[Stored records]:
◇ ◇ ◇ ◇

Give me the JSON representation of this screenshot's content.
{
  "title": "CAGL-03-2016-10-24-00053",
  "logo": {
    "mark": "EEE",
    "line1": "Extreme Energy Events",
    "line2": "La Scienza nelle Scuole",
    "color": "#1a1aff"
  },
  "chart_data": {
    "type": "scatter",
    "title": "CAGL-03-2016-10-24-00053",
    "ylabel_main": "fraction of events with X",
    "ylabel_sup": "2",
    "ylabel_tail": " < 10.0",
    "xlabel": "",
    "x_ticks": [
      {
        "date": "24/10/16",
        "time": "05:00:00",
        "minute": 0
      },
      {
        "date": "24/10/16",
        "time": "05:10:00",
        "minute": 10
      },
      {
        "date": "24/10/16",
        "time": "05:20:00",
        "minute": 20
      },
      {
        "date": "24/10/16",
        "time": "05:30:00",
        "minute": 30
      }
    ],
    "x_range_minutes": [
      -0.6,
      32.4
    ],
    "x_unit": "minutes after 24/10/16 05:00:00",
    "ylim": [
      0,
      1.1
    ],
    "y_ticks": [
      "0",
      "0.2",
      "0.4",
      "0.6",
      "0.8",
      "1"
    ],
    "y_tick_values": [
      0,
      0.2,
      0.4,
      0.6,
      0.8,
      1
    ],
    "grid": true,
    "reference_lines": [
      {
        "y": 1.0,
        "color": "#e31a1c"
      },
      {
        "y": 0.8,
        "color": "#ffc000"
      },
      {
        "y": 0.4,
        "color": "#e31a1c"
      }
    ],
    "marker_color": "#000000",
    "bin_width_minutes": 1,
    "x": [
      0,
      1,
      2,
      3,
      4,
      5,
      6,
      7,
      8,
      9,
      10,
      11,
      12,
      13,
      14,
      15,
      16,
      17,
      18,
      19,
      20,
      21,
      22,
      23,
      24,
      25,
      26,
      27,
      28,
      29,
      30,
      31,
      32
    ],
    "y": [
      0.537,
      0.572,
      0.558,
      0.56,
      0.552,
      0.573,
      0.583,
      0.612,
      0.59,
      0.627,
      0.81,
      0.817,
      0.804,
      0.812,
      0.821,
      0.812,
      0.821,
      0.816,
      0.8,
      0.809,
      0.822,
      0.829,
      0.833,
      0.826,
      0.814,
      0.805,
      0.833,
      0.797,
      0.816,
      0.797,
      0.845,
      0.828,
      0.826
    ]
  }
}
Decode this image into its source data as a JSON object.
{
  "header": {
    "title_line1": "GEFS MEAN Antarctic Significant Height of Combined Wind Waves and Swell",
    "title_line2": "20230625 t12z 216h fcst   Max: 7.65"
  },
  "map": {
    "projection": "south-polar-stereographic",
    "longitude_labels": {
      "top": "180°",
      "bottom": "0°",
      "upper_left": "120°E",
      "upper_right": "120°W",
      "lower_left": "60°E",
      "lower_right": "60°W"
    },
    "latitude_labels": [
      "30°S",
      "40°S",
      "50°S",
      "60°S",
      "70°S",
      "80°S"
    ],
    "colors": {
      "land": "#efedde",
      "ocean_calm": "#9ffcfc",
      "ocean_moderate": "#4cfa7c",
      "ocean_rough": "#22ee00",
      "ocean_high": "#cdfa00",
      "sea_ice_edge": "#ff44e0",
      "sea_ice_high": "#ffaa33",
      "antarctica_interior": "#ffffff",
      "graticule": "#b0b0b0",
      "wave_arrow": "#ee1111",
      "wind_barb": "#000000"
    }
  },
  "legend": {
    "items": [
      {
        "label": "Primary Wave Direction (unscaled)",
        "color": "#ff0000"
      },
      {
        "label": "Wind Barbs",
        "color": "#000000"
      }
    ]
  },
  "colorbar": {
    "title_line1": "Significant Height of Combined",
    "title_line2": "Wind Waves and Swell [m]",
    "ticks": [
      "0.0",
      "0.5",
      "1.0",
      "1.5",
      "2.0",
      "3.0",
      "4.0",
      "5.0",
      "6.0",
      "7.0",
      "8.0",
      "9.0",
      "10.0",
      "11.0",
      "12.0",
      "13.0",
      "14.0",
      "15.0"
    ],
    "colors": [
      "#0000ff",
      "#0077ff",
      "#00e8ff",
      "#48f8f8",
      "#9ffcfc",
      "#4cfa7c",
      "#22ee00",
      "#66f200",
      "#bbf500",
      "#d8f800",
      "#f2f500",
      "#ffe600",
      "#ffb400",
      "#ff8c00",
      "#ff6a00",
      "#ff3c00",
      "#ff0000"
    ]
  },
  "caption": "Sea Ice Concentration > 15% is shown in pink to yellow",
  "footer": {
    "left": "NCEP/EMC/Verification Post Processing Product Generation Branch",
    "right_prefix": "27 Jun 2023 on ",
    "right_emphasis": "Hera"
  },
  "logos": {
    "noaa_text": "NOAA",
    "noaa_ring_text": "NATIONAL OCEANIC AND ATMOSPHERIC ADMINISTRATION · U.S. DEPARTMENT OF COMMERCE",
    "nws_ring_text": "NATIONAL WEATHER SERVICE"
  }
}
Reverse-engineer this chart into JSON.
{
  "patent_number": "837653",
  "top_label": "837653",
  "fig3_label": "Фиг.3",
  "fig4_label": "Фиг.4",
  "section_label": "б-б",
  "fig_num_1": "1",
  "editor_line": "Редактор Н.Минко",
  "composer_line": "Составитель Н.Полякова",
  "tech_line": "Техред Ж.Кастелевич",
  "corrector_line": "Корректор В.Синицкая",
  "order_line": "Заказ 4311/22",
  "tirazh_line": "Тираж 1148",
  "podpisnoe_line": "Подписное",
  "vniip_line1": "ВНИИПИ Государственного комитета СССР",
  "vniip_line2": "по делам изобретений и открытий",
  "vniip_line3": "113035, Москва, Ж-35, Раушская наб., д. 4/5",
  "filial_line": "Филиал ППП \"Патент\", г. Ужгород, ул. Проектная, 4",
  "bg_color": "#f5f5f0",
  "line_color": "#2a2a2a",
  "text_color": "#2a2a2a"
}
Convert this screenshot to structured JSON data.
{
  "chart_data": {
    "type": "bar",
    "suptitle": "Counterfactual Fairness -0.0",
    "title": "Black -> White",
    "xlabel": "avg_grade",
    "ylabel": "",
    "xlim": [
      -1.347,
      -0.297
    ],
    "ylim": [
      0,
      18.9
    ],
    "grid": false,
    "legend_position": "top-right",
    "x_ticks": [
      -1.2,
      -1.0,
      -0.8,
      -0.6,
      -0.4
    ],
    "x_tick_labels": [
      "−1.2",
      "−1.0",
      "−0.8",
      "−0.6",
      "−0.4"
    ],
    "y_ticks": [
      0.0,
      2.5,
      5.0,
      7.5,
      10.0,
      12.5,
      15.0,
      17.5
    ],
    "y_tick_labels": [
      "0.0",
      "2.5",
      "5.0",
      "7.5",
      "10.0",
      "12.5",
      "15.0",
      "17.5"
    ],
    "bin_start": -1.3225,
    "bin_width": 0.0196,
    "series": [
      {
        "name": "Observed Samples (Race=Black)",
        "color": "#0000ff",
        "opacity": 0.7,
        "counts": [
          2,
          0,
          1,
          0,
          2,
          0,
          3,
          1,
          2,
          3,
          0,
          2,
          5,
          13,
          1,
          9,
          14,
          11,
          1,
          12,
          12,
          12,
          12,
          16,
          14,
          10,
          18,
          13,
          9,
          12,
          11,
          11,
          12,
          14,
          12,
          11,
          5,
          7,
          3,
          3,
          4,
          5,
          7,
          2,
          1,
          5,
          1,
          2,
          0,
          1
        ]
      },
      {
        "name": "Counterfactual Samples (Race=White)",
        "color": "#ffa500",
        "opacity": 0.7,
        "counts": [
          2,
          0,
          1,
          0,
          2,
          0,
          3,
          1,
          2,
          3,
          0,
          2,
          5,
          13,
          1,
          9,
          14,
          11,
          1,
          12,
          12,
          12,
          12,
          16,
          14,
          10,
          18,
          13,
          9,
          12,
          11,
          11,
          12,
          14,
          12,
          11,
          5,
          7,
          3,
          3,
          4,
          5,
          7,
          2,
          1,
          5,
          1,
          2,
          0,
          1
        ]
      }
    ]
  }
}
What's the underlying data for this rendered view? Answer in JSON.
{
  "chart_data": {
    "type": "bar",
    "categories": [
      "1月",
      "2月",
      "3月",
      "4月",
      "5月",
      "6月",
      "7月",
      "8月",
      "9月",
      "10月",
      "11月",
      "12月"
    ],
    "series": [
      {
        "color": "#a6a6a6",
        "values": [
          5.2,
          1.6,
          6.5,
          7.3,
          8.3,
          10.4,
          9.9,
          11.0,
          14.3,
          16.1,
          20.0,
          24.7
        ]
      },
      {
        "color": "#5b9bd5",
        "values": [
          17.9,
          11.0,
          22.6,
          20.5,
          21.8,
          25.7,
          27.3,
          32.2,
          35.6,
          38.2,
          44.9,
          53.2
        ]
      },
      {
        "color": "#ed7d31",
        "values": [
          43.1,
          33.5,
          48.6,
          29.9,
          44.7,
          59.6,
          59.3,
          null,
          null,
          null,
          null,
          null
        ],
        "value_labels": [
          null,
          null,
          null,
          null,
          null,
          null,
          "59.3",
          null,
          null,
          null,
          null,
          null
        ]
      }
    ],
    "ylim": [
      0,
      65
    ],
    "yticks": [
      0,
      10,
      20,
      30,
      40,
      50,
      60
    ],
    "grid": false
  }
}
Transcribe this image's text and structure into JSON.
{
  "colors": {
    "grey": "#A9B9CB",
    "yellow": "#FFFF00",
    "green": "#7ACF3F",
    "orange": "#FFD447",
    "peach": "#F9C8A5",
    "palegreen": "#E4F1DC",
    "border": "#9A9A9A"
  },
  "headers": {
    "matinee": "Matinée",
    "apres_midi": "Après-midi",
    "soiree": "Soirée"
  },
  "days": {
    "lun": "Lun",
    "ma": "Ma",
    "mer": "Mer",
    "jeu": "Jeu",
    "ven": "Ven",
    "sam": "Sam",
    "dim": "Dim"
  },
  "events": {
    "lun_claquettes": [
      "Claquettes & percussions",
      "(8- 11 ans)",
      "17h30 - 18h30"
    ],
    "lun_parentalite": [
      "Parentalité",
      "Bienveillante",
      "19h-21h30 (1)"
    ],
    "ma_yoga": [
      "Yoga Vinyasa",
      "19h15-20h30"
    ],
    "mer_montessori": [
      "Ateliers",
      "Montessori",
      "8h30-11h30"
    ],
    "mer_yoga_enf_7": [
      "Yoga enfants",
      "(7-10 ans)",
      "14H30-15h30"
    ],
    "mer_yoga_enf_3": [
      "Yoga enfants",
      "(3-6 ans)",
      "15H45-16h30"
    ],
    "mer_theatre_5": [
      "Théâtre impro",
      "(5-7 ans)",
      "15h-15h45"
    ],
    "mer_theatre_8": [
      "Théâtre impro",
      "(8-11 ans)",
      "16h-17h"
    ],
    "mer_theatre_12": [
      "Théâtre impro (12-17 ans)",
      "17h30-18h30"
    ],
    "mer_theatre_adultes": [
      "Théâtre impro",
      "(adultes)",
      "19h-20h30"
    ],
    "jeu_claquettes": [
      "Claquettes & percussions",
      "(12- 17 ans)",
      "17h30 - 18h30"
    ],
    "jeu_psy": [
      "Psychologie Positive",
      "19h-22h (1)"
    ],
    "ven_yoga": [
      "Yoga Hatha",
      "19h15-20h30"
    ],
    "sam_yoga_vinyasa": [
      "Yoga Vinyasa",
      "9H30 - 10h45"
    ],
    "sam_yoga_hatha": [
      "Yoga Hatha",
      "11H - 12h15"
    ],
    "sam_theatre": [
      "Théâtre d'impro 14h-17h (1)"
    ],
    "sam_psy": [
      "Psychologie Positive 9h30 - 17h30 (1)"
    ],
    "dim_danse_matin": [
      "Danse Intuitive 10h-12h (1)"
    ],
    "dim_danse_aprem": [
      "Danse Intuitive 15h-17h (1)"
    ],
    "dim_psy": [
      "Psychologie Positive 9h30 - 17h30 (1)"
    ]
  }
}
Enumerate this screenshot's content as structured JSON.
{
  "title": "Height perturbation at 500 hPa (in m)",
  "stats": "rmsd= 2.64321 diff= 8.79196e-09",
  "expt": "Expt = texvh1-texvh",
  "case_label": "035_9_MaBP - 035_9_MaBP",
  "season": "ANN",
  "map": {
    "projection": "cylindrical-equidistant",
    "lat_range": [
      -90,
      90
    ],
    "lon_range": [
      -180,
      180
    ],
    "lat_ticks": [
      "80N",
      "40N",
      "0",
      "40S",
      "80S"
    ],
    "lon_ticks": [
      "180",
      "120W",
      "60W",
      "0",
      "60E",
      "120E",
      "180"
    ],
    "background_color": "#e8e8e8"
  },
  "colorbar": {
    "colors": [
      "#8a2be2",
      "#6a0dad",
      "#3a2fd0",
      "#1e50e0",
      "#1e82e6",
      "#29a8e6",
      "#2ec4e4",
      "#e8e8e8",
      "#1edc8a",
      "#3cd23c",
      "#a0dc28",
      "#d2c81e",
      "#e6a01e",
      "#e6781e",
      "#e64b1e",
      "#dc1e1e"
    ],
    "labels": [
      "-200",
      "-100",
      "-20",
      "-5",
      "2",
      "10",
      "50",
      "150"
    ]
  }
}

◇ ◇ ◇ ◇

In the records above, find each line holding "time" and copy it.

        "time": "05:00:00",
        "time": "05:10:00",
        "time": "05:20:00",
        "time": "05:30:00",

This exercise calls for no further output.